EXTRACTED MATERIAL:
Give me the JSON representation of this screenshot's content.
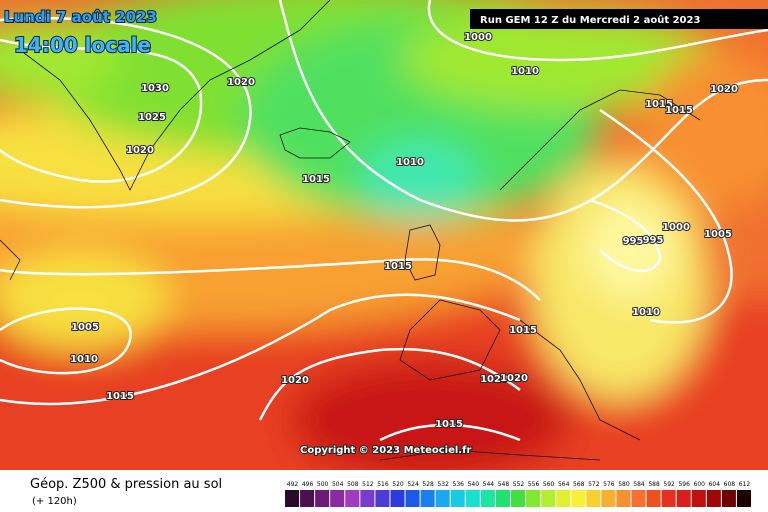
{
  "header": {
    "date": "Lundi 7 août 2023",
    "time": "14:00 locale",
    "run": "Run GEM 12 Z du Mercredi 2 août 2023"
  },
  "isobar_labels": [
    1030,
    1025,
    1020,
    1020,
    1000,
    1010,
    1020,
    1015,
    1015,
    1010,
    1015,
    1000,
    1005,
    995,
    995,
    1015,
    1005,
    1010,
    1010,
    1015,
    1020,
    1020,
    1020,
    1015,
    1015
  ],
  "copyright": "Copyright © 2023 Meteociel.fr",
  "legend": {
    "title": "Géop. Z500 & pression au sol",
    "subtitle": "(+ 120h)",
    "scale": [
      492,
      496,
      500,
      504,
      508,
      512,
      516,
      520,
      524,
      528,
      532,
      536,
      540,
      544,
      548,
      552,
      556,
      560,
      564,
      568,
      572,
      576,
      580,
      584,
      588,
      592,
      596,
      600,
      604,
      608,
      612
    ],
    "colors": [
      "#2a0a2a",
      "#4a1050",
      "#6a1a78",
      "#8a2aa0",
      "#a03cc0",
      "#7a3cd0",
      "#4a3cd8",
      "#2a3ce0",
      "#1a5ae8",
      "#1a80f0",
      "#1aa8f0",
      "#1ac8e8",
      "#1ae0d0",
      "#1ae8a0",
      "#20e070",
      "#40e040",
      "#80e830",
      "#b0f030",
      "#e0f030",
      "#f8f030",
      "#f8d030",
      "#f8b030",
      "#f89030",
      "#f87030",
      "#f05020",
      "#e83020",
      "#d82018",
      "#c01010",
      "#a00808",
      "#700404",
      "#200000"
    ]
  }
}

STATED GOAL: Please write out all of the material above without changing a word, and omit any pictures.

FINISHED ANSWER:
Give me the JSON representation of this screenshot's content.
{
  "header": {
    "date": "Lundi 7 août 2023",
    "time": "14:00 locale",
    "run": "Run GEM 12 Z du Mercredi 2 août 2023"
  },
  "isobar_labels": [
    1030,
    1025,
    1020,
    1020,
    1000,
    1010,
    1020,
    1015,
    1015,
    1010,
    1015,
    1000,
    1005,
    995,
    995,
    1015,
    1005,
    1010,
    1010,
    1015,
    1020,
    1020,
    1020,
    1015,
    1015
  ],
  "copyright": "Copyright © 2023 Meteociel.fr",
  "legend": {
    "title": "Géop. Z500 & pression au sol",
    "subtitle": "(+ 120h)",
    "scale": [
      492,
      496,
      500,
      504,
      508,
      512,
      516,
      520,
      524,
      528,
      532,
      536,
      540,
      544,
      548,
      552,
      556,
      560,
      564,
      568,
      572,
      576,
      580,
      584,
      588,
      592,
      596,
      600,
      604,
      608,
      612
    ],
    "colors": [
      "#2a0a2a",
      "#4a1050",
      "#6a1a78",
      "#8a2aa0",
      "#a03cc0",
      "#7a3cd0",
      "#4a3cd8",
      "#2a3ce0",
      "#1a5ae8",
      "#1a80f0",
      "#1aa8f0",
      "#1ac8e8",
      "#1ae0d0",
      "#1ae8a0",
      "#20e070",
      "#40e040",
      "#80e830",
      "#b0f030",
      "#e0f030",
      "#f8f030",
      "#f8d030",
      "#f8b030",
      "#f89030",
      "#f87030",
      "#f05020",
      "#e83020",
      "#d82018",
      "#c01010",
      "#a00808",
      "#700404",
      "#200000"
    ]
  }
}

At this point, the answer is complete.